## Input records

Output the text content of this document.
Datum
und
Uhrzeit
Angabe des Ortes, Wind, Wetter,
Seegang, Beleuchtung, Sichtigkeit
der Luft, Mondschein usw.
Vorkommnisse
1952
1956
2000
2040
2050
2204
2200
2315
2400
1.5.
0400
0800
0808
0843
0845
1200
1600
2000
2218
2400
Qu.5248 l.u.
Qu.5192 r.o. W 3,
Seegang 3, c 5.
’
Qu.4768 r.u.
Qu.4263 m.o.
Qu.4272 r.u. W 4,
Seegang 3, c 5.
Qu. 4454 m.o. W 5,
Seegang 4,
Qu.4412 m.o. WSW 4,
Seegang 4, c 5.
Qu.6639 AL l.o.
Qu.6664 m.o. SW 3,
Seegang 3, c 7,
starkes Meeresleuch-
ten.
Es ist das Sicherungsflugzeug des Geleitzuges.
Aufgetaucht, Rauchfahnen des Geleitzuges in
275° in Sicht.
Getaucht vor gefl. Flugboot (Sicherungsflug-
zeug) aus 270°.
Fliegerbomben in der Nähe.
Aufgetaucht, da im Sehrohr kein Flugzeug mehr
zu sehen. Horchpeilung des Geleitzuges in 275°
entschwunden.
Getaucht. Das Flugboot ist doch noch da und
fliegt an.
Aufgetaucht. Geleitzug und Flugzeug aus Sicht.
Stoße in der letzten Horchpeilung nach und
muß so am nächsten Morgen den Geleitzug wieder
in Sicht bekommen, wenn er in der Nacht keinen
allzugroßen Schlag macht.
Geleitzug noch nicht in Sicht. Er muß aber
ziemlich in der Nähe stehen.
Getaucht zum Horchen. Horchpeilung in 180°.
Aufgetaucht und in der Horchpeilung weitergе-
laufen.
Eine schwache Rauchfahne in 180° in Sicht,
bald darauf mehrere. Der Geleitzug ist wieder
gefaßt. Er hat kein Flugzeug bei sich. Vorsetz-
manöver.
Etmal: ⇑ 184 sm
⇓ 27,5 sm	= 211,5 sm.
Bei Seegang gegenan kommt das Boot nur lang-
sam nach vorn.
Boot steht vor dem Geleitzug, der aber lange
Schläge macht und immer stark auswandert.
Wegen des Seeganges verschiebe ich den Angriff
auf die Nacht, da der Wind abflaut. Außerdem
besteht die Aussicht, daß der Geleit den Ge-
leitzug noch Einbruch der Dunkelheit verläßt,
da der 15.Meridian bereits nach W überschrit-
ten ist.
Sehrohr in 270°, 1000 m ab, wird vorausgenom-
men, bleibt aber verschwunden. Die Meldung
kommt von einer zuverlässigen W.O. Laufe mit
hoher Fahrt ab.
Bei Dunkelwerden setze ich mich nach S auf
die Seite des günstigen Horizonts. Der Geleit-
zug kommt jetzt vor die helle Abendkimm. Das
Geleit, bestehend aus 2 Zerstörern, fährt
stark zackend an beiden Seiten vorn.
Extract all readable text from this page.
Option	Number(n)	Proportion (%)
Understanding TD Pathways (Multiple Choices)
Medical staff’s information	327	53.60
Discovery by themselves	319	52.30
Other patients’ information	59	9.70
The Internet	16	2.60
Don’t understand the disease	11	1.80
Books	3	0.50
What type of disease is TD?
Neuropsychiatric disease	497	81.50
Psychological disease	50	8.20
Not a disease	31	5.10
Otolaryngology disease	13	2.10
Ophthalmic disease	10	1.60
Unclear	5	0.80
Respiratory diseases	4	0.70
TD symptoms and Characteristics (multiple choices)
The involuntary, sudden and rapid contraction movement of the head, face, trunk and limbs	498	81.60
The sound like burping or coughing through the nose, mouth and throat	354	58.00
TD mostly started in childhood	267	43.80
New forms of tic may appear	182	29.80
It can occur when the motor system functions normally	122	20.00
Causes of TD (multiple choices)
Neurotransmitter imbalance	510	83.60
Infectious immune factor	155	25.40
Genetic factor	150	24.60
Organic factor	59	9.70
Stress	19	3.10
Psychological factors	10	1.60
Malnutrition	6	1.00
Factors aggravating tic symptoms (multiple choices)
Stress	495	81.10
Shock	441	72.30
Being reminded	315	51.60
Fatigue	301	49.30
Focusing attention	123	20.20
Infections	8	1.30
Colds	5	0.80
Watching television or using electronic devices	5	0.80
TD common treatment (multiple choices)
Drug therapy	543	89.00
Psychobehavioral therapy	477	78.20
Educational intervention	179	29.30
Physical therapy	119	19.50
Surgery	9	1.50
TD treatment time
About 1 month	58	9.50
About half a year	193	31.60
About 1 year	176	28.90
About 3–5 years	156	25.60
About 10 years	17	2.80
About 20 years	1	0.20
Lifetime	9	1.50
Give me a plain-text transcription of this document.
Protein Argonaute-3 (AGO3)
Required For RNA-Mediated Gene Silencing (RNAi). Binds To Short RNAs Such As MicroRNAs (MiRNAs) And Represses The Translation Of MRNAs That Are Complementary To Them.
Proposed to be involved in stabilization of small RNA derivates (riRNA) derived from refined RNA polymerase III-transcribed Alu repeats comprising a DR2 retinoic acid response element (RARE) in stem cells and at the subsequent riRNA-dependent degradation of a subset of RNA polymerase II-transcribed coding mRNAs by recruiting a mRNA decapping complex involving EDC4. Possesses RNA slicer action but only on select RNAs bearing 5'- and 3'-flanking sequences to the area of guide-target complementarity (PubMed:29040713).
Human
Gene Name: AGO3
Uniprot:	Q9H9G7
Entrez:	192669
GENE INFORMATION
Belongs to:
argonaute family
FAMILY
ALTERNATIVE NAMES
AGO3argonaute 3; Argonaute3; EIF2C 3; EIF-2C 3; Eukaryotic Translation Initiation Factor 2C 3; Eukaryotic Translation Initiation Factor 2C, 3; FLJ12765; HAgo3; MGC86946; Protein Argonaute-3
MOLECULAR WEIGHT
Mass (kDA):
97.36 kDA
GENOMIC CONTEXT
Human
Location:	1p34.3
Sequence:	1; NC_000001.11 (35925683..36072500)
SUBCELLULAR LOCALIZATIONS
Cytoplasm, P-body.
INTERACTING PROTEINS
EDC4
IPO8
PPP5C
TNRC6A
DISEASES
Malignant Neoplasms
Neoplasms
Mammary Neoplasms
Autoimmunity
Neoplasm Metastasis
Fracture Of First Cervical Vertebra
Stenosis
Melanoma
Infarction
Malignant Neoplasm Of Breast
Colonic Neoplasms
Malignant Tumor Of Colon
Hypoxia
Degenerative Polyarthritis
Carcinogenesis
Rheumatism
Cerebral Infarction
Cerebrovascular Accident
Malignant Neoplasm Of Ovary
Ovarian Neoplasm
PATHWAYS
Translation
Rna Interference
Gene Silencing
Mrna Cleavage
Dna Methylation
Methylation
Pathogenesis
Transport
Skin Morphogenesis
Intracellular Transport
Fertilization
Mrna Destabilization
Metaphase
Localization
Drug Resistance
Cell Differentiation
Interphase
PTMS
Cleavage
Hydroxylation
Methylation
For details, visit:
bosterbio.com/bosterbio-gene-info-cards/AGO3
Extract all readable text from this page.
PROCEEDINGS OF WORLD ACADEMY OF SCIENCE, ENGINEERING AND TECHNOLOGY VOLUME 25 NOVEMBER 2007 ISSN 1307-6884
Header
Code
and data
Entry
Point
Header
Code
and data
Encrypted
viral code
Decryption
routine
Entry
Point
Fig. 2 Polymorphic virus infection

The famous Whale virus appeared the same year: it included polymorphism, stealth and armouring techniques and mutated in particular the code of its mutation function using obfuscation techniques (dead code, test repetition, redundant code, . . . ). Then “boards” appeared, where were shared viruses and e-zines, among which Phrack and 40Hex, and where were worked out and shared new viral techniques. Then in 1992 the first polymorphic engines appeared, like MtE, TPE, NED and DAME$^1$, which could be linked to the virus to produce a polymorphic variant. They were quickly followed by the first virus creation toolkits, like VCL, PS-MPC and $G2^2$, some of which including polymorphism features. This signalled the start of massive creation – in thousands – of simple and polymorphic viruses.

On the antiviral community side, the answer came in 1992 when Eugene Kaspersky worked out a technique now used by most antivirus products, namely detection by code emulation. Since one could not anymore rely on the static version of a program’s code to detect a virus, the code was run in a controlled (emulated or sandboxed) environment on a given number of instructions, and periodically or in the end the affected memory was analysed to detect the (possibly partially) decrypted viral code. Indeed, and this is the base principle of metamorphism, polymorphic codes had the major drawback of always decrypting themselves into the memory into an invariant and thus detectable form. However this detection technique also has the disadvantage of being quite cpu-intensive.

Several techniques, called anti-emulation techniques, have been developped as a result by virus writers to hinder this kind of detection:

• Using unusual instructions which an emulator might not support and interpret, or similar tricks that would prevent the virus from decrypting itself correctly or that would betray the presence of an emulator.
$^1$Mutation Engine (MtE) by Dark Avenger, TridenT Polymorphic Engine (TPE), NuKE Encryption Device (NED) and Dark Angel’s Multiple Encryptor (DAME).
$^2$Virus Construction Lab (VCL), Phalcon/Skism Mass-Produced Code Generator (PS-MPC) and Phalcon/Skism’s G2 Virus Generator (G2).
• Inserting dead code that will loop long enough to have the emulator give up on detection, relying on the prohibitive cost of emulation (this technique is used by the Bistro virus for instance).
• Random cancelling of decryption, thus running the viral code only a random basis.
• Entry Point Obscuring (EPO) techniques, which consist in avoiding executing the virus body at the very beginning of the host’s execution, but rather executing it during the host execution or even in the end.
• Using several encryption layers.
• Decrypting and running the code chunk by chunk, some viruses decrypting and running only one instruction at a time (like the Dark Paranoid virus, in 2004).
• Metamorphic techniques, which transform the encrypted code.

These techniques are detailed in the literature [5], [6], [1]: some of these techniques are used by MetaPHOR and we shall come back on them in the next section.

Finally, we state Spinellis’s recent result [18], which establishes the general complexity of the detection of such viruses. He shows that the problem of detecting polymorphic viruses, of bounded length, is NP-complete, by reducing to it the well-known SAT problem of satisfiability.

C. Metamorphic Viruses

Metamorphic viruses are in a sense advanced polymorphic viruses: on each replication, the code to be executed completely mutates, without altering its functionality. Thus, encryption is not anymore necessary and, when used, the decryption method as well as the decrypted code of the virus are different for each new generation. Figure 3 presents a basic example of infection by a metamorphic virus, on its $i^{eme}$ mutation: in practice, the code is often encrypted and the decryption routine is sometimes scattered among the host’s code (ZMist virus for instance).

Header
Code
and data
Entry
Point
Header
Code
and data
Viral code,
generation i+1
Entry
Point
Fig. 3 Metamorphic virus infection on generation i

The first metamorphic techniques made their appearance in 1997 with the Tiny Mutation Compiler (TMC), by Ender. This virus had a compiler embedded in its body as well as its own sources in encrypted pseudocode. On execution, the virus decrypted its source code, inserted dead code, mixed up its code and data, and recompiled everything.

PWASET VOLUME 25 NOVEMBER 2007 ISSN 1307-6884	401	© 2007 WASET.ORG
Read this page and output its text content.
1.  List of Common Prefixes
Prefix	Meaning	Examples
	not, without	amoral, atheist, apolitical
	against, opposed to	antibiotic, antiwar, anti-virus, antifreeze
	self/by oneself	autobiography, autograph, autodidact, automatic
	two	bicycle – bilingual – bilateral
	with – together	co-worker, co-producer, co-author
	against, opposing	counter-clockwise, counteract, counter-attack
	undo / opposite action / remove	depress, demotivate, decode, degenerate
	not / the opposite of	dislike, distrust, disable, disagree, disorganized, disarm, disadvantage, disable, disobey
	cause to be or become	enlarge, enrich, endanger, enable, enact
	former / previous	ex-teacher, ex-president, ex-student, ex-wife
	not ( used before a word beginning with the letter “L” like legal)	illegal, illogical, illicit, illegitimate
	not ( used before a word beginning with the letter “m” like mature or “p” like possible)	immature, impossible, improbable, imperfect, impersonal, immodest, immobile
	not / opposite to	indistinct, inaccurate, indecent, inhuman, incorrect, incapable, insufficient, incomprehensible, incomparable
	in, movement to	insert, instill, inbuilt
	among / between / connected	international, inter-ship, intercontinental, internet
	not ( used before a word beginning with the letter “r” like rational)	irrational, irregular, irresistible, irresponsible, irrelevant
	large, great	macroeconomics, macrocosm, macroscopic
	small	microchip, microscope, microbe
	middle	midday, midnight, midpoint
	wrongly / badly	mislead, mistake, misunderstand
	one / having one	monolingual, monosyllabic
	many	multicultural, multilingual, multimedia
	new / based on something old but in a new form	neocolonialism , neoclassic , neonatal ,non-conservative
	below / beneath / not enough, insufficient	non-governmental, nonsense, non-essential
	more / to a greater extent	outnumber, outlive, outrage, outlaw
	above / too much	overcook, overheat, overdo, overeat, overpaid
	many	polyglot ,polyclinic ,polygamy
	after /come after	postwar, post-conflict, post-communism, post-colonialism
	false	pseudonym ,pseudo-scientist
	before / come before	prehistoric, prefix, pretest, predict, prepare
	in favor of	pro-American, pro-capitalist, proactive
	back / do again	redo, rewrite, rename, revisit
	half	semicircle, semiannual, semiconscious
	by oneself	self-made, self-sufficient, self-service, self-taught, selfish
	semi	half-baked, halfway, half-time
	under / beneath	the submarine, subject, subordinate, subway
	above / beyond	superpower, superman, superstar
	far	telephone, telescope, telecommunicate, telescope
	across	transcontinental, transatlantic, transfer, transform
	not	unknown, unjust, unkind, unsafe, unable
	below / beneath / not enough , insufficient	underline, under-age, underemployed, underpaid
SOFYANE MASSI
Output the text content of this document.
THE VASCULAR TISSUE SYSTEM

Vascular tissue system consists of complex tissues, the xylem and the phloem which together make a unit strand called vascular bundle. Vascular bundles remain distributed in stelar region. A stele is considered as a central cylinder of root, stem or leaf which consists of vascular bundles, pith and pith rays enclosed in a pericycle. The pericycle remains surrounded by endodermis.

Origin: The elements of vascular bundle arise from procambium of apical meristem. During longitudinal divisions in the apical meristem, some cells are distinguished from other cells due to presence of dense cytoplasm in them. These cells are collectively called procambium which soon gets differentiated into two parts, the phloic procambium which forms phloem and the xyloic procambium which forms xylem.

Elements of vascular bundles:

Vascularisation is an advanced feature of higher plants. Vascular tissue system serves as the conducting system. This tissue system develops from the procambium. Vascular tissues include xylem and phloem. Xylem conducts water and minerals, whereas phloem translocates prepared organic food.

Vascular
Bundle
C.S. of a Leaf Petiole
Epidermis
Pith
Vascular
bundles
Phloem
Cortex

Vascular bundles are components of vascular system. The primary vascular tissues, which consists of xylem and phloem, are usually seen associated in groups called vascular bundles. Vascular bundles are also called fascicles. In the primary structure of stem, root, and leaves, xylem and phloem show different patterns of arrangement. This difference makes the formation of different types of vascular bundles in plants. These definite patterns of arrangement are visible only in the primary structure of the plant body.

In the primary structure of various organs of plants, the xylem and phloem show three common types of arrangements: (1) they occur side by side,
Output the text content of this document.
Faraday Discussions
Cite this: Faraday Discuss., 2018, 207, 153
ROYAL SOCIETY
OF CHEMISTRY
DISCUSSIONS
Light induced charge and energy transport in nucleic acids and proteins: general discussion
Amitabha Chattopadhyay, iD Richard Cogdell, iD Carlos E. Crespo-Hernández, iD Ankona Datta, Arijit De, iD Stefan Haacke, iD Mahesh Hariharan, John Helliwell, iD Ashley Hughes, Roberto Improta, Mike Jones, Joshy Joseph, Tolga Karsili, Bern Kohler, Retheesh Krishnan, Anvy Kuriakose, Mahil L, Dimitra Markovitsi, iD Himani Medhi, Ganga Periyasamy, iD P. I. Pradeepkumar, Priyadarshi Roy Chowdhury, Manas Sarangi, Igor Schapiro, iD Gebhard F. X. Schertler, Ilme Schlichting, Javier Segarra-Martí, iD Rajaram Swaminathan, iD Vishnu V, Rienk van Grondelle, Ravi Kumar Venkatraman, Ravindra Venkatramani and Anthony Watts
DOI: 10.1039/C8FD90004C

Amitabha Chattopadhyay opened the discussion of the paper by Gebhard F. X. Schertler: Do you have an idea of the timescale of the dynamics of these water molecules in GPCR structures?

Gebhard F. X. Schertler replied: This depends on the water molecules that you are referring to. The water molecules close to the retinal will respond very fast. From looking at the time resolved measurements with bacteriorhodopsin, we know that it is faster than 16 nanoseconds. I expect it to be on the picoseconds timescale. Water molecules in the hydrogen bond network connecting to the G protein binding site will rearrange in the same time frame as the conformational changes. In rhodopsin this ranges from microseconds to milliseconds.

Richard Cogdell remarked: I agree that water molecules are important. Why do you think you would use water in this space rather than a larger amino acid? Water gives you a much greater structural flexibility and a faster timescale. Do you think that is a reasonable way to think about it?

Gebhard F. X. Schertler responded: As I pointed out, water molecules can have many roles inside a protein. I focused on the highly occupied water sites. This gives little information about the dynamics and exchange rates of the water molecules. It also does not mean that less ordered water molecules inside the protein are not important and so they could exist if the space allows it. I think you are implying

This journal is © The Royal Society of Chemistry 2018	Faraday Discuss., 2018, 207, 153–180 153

## Assigned task
Look through the records and gather each line with the word "insufficient".

## Response to this task
	not / opposite to	indistinct, inaccurate, indecent, inhuman, incorrect, incapable, insufficient, incomprehensible, incomparable
	below / beneath / not enough, insufficient	non-governmental, nonsense, non-essential
	below / beneath / not enough , insufficient	underline, under-age, underemployed, underpaid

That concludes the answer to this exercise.